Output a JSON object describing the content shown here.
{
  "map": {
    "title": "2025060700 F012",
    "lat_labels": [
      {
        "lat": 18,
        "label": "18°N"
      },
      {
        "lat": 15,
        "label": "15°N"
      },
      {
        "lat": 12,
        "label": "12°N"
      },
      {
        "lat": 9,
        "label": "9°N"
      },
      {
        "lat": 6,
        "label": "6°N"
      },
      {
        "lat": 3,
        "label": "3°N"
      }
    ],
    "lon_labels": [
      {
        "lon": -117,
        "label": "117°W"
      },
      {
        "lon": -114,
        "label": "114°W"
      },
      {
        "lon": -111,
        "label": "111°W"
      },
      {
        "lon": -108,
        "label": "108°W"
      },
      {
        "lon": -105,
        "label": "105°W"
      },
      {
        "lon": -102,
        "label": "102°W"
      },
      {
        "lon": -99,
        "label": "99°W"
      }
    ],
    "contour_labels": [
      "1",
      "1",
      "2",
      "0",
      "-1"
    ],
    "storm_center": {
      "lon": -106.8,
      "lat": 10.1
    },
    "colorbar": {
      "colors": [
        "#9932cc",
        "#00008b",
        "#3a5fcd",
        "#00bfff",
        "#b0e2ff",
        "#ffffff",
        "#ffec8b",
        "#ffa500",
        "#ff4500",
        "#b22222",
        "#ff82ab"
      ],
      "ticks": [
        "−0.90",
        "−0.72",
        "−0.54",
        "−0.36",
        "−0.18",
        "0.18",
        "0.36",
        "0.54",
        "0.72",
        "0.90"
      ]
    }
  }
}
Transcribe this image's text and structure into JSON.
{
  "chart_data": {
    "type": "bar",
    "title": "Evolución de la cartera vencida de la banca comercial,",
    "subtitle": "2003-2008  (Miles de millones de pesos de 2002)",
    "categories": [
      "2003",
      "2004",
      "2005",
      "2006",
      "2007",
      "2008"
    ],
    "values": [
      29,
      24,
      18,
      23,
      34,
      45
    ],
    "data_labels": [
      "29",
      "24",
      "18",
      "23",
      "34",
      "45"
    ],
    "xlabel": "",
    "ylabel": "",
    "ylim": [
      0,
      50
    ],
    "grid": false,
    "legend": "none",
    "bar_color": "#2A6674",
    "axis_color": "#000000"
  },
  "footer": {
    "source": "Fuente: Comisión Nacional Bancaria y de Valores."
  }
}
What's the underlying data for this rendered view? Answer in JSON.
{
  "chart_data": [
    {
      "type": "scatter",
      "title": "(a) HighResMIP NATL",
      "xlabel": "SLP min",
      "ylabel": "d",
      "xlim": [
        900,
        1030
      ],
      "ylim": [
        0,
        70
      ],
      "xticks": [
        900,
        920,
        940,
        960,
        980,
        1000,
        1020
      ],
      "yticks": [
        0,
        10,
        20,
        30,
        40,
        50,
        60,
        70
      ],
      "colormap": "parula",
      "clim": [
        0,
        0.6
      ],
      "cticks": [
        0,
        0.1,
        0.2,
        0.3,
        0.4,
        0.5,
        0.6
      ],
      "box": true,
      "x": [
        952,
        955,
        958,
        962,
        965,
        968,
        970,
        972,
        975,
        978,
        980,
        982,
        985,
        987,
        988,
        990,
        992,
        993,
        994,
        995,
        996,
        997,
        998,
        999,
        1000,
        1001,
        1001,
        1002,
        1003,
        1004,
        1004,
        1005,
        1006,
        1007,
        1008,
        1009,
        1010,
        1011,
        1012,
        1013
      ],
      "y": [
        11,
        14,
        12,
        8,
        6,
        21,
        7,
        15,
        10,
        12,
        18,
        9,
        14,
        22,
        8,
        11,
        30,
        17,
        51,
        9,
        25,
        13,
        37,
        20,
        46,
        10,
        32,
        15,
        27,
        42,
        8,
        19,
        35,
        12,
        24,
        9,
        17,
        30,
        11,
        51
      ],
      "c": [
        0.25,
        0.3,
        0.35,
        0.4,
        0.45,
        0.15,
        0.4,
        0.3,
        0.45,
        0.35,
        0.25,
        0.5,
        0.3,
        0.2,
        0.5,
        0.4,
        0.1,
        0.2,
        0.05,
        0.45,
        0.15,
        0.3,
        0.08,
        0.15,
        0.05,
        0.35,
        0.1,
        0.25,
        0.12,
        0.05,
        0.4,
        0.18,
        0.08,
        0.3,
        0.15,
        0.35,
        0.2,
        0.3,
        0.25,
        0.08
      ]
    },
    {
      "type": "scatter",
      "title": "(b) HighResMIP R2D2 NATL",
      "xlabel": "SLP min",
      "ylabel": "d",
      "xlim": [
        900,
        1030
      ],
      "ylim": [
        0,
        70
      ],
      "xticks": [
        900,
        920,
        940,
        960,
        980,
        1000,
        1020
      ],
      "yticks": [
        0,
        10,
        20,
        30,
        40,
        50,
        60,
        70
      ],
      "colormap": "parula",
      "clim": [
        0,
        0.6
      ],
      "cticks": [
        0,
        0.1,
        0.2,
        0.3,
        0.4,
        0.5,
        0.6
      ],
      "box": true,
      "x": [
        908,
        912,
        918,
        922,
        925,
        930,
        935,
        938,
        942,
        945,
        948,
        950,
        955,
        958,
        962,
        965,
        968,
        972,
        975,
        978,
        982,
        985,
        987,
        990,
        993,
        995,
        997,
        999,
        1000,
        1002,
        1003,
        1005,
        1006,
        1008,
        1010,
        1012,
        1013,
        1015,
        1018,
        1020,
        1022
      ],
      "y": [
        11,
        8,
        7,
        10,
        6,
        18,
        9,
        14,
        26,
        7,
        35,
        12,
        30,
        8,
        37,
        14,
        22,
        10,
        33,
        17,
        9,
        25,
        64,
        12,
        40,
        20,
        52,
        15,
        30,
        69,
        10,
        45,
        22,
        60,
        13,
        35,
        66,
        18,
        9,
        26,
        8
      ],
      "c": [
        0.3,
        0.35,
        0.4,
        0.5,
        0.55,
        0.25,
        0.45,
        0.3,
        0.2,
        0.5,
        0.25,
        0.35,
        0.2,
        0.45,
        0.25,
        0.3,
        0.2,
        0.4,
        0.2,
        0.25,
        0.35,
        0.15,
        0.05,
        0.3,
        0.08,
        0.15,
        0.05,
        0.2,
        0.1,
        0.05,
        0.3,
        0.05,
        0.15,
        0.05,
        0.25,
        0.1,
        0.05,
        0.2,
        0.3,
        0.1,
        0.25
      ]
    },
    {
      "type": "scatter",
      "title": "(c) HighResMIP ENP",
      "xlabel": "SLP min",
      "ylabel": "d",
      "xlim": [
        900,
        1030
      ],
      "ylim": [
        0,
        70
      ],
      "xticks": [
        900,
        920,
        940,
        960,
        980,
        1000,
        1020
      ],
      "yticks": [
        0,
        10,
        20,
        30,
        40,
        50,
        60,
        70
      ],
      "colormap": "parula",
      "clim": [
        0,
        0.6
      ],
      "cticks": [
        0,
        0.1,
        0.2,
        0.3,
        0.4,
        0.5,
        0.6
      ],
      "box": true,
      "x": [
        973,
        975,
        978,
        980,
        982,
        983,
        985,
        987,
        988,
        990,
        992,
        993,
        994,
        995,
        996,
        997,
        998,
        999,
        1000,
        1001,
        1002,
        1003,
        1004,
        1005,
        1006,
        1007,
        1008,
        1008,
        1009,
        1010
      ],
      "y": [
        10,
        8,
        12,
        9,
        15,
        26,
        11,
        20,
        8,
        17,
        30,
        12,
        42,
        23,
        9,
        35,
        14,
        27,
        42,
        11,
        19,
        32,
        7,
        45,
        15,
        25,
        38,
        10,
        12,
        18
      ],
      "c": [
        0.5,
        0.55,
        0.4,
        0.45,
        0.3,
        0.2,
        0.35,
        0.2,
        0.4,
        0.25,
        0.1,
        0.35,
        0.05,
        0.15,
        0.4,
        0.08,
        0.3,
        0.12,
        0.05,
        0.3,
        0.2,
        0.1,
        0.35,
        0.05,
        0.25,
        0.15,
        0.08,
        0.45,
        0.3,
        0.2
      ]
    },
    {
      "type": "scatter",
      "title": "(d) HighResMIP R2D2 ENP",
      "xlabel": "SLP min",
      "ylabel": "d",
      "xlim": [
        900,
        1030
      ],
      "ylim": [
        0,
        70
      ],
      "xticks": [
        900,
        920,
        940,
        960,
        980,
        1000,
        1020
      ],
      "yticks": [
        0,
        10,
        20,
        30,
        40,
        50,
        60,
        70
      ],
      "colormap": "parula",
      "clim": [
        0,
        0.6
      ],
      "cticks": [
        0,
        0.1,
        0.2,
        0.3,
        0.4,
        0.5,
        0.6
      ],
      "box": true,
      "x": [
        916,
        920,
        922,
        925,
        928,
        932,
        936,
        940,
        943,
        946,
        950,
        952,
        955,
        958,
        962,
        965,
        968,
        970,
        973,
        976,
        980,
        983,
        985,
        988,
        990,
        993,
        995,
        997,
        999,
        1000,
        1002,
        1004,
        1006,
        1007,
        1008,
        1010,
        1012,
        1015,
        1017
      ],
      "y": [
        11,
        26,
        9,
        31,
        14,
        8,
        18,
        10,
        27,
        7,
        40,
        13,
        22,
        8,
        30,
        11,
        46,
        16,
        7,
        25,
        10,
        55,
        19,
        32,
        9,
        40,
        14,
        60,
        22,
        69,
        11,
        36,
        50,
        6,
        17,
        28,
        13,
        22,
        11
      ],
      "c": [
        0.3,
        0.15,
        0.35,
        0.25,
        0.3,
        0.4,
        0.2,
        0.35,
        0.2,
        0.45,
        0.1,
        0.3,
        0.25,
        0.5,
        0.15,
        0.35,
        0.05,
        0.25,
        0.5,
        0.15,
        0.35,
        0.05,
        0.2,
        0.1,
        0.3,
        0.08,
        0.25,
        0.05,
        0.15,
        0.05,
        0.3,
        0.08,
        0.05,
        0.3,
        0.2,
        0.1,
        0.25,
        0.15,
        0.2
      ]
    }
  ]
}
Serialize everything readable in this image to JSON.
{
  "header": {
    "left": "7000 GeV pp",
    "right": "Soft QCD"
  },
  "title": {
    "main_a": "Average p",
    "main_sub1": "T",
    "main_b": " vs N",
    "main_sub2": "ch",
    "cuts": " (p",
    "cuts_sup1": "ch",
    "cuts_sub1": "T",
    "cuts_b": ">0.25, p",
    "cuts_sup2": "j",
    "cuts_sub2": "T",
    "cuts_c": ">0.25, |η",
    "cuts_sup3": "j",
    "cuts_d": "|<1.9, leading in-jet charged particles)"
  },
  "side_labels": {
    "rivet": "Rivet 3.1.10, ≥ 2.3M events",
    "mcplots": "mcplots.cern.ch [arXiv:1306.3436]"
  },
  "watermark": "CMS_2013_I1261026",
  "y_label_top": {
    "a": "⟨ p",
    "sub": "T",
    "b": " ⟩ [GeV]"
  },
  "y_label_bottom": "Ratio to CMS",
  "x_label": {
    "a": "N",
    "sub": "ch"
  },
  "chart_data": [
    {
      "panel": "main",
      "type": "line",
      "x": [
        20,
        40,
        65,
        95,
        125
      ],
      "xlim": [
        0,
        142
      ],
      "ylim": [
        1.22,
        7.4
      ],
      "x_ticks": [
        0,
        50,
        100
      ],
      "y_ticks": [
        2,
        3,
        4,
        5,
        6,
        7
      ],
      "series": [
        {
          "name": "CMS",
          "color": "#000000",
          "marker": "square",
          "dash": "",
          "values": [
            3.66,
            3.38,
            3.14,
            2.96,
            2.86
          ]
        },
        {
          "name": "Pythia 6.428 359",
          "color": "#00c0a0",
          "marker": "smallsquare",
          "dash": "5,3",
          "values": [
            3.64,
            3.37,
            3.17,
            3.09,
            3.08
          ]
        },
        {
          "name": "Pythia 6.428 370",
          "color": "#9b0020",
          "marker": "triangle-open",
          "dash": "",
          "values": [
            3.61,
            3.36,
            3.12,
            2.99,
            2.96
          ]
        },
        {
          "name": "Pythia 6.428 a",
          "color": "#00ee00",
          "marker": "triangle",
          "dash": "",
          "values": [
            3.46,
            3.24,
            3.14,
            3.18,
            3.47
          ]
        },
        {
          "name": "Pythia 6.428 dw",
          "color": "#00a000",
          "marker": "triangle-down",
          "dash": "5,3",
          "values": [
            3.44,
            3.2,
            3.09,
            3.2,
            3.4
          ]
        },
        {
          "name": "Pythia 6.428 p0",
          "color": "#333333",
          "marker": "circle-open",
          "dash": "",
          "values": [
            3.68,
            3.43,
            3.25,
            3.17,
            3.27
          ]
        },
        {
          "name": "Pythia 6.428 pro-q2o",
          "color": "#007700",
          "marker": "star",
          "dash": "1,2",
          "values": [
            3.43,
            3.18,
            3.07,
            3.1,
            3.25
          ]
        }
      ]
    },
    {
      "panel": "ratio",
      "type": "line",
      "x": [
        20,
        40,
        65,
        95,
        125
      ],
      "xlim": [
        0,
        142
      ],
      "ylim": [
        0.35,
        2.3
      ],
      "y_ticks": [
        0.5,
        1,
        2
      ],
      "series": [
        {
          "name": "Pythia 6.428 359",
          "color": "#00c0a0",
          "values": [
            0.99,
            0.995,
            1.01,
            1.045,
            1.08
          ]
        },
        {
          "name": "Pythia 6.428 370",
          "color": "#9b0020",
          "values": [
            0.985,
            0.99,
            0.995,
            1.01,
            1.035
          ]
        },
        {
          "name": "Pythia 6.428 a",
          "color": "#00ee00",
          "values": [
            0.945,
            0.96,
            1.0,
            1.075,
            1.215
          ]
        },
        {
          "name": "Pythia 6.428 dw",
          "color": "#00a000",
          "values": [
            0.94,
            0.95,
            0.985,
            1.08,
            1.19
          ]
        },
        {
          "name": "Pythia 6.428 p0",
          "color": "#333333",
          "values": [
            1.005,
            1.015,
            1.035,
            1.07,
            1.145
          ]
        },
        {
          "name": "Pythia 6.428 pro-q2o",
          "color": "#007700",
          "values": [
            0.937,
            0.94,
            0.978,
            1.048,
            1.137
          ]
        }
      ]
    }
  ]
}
****
Exercise directions: Read the entries and select each line where the word "open" is found.

Answer in full:
          "marker": "triangle-open",
          "marker": "circle-open",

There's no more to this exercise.